§ WHAT NEEDS TO BE DONE
From the entries below, pull out each line where "photo" appears.

§ DATA FOR THIS TASK
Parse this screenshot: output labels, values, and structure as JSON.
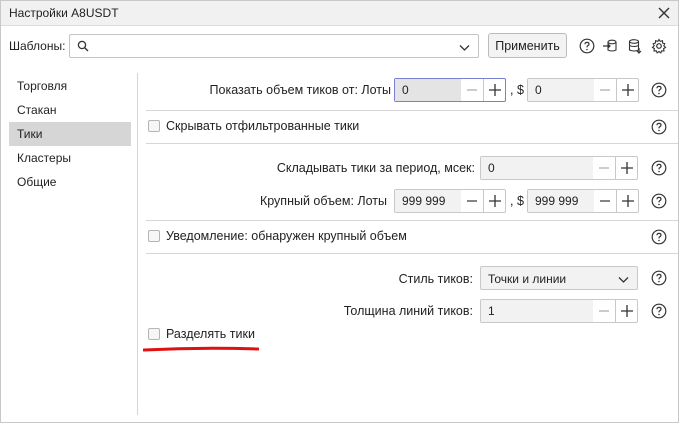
{
  "window": {
    "title": "Настройки A8USDT"
  },
  "toolbar": {
    "templates_label": "Шаблоны:",
    "search_value": "",
    "apply_label": "Применить"
  },
  "sidebar": {
    "items": [
      {
        "label": "Торговля"
      },
      {
        "label": "Стакан"
      },
      {
        "label": "Тики",
        "active": true
      },
      {
        "label": "Кластеры"
      },
      {
        "label": "Общие"
      }
    ]
  },
  "ticks": {
    "show_volume_label": "Показать объем тиков от: Лоты",
    "show_volume_lots": "0",
    "show_volume_usd": "0",
    "currency_sep": ", $",
    "hide_filtered_label": "Скрывать отфильтрованные тики",
    "sum_period_label": "Складывать тики за период, мсек:",
    "sum_period_value": "0",
    "big_volume_label": "Крупный объем: Лоты",
    "big_volume_lots": "999 999",
    "big_volume_usd": "999 999",
    "notify_label": "Уведомление: обнаружен крупный объем",
    "style_label": "Стиль тиков:",
    "style_value": "Точки и линии",
    "line_width_label": "Толщина линий тиков:",
    "line_width_value": "1",
    "split_label": "Разделять тики"
  },
  "colors": {
    "annotation": "#e01010",
    "focus_border": "#7b7fd0"
  }
}
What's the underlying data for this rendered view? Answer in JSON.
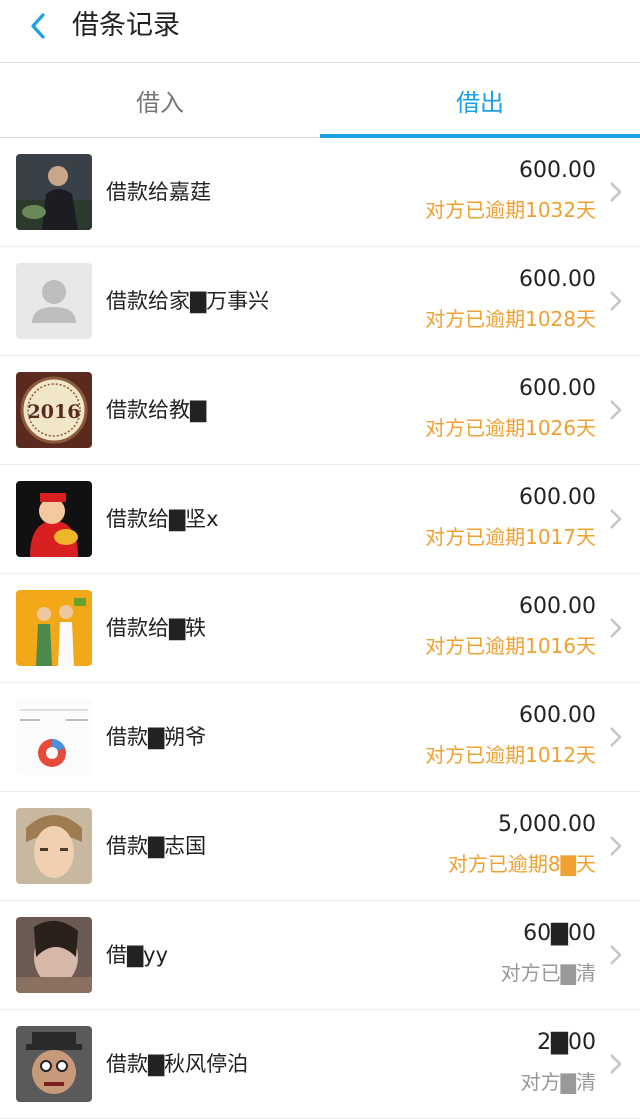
{
  "header": {
    "title": "借条记录",
    "back_icon": "chevron-left-icon"
  },
  "tabs": [
    {
      "label": "借入",
      "active": false
    },
    {
      "label": "借出",
      "active": true
    }
  ],
  "colors": {
    "accent": "#1aa0e6",
    "overdue": "#f0a030",
    "muted": "#999999"
  },
  "records": [
    {
      "name": "借款给嘉莛",
      "amount": "600.00",
      "status": "对方已逾期1032天",
      "status_type": "overdue",
      "avatar": "photo-man"
    },
    {
      "name": "借款给家▇万事兴",
      "amount": "600.00",
      "status": "对方已逾期1028天",
      "status_type": "overdue",
      "avatar": "default-user"
    },
    {
      "name": "借款给教▇",
      "amount": "600.00",
      "status": "对方已逾期1026天",
      "status_type": "overdue",
      "avatar": "2016-badge"
    },
    {
      "name": "借款给▇坚x",
      "amount": "600.00",
      "status": "对方已逾期1017天",
      "status_type": "overdue",
      "avatar": "fortune-god"
    },
    {
      "name": "借款给▇轶",
      "amount": "600.00",
      "status": "对方已逾期1016天",
      "status_type": "overdue",
      "avatar": "couple-photo"
    },
    {
      "name": "借款▇朔爷",
      "amount": "600.00",
      "status": "对方已逾期1012天",
      "status_type": "overdue",
      "avatar": "chart-screenshot"
    },
    {
      "name": "借款▇志国",
      "amount": "5,000.00",
      "status": "对方已逾期8▇天",
      "status_type": "overdue",
      "avatar": "photo-boy"
    },
    {
      "name": "借▇yy",
      "amount": "60▇00",
      "status": "对方已▇清",
      "status_type": "settled",
      "avatar": "photo-woman"
    },
    {
      "name": "借款▇秋风停泊",
      "amount": "2▇00",
      "status": "对方▇清",
      "status_type": "settled",
      "avatar": "cartoon-face"
    }
  ]
}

§ EXPECTED ANSWER
      "avatar": "photo-man"
      "avatar": "couple-photo"
      "avatar": "photo-boy"
      "avatar": "photo-woman"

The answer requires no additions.